» **EXERCISE**: What follows is a listing; give it again exactly, in its entirety.

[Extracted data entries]
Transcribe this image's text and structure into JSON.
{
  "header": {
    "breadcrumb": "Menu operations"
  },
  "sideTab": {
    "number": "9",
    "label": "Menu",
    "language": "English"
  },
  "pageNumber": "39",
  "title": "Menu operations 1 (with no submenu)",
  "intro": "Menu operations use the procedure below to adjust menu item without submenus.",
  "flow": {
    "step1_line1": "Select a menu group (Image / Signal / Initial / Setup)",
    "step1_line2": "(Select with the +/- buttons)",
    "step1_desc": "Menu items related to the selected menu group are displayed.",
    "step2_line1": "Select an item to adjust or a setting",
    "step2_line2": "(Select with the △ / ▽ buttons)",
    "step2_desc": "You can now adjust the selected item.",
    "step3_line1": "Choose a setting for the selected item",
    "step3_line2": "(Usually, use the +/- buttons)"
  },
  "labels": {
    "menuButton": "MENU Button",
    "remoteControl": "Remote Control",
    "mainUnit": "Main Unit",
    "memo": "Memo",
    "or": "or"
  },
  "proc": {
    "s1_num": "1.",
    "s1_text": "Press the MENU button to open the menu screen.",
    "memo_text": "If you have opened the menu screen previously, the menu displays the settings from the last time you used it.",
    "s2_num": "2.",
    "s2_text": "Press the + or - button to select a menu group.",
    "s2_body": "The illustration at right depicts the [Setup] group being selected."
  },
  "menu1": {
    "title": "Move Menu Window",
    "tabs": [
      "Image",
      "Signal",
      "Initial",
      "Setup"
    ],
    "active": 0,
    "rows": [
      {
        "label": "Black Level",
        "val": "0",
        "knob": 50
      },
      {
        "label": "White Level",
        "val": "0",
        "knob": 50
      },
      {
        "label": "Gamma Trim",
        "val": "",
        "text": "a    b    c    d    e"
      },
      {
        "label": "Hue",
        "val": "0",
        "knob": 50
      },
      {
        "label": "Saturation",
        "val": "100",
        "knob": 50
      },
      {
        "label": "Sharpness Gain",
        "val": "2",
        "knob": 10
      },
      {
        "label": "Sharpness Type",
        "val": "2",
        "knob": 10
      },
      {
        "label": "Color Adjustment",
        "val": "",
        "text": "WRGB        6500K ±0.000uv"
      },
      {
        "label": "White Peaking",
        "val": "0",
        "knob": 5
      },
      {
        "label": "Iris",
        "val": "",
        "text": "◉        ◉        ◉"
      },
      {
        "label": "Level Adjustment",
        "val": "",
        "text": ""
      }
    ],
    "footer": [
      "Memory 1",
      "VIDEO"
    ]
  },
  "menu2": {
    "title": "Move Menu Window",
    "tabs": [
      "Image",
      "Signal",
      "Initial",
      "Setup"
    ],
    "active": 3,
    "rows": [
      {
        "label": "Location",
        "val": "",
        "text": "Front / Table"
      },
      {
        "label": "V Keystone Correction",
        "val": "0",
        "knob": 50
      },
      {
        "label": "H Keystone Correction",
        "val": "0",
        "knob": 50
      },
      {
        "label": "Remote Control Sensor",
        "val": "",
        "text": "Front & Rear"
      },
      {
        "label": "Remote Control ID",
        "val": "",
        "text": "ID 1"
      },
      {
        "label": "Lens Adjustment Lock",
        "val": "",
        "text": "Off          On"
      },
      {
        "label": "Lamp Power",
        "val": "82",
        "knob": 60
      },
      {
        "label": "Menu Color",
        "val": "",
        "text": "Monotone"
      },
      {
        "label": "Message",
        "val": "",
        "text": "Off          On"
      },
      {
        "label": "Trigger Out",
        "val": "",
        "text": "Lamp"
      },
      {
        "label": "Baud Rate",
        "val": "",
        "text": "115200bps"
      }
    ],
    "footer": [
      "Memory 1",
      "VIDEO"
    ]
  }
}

» **COMPLETE OUTPUT**:
Transcribe this image's text and structure into JSON.
{
  "header": {
    "breadcrumb": "Menu operations"
  },
  "sideTab": {
    "number": "9",
    "label": "Menu",
    "language": "English"
  },
  "pageNumber": "39",
  "title": "Menu operations 1 (with no submenu)",
  "intro": "Menu operations use the procedure below to adjust menu item without submenus.",
  "flow": {
    "step1_line1": "Select a menu group (Image / Signal / Initial / Setup)",
    "step1_line2": "(Select with the +/- buttons)",
    "step1_desc": "Menu items related to the selected menu group are displayed.",
    "step2_line1": "Select an item to adjust or a setting",
    "step2_line2": "(Select with the △ / ▽ buttons)",
    "step2_desc": "You can now adjust the selected item.",
    "step3_line1": "Choose a setting for the selected item",
    "step3_line2": "(Usually, use the +/- buttons)"
  },
  "labels": {
    "menuButton": "MENU Button",
    "remoteControl": "Remote Control",
    "mainUnit": "Main Unit",
    "memo": "Memo",
    "or": "or"
  },
  "proc": {
    "s1_num": "1.",
    "s1_text": "Press the MENU button to open the menu screen.",
    "memo_text": "If you have opened the menu screen previously, the menu displays the settings from the last time you used it.",
    "s2_num": "2.",
    "s2_text": "Press the + or - button to select a menu group.",
    "s2_body": "The illustration at right depicts the [Setup] group being selected."
  },
  "menu1": {
    "title": "Move Menu Window",
    "tabs": [
      "Image",
      "Signal",
      "Initial",
      "Setup"
    ],
    "active": 0,
    "rows": [
      {
        "label": "Black Level",
        "val": "0",
        "knob": 50
      },
      {
        "label": "White Level",
        "val": "0",
        "knob": 50
      },
      {
        "label": "Gamma Trim",
        "val": "",
        "text": "a    b    c    d    e"
      },
      {
        "label": "Hue",
        "val": "0",
        "knob": 50
      },
      {
        "label": "Saturation",
        "val": "100",
        "knob": 50
      },
      {
        "label": "Sharpness Gain",
        "val": "2",
        "knob": 10
      },
      {
        "label": "Sharpness Type",
        "val": "2",
        "knob": 10
      },
      {
        "label": "Color Adjustment",
        "val": "",
        "text": "WRGB        6500K ±0.000uv"
      },
      {
        "label": "White Peaking",
        "val": "0",
        "knob": 5
      },
      {
        "label": "Iris",
        "val": "",
        "text": "◉        ◉        ◉"
      },
      {
        "label": "Level Adjustment",
        "val": "",
        "text": ""
      }
    ],
    "footer": [
      "Memory 1",
      "VIDEO"
    ]
  },
  "menu2": {
    "title": "Move Menu Window",
    "tabs": [
      "Image",
      "Signal",
      "Initial",
      "Setup"
    ],
    "active": 3,
    "rows": [
      {
        "label": "Location",
        "val": "",
        "text": "Front / Table"
      },
      {
        "label": "V Keystone Correction",
        "val": "0",
        "knob": 50
      },
      {
        "label": "H Keystone Correction",
        "val": "0",
        "knob": 50
      },
      {
        "label": "Remote Control Sensor",
        "val": "",
        "text": "Front & Rear"
      },
      {
        "label": "Remote Control ID",
        "val": "",
        "text": "ID 1"
      },
      {
        "label": "Lens Adjustment Lock",
        "val": "",
        "text": "Off          On"
      },
      {
        "label": "Lamp Power",
        "val": "82",
        "knob": 60
      },
      {
        "label": "Menu Color",
        "val": "",
        "text": "Monotone"
      },
      {
        "label": "Message",
        "val": "",
        "text": "Off          On"
      },
      {
        "label": "Trigger Out",
        "val": "",
        "text": "Lamp"
      },
      {
        "label": "Baud Rate",
        "val": "",
        "text": "115200bps"
      }
    ],
    "footer": [
      "Memory 1",
      "VIDEO"
    ]
  }
}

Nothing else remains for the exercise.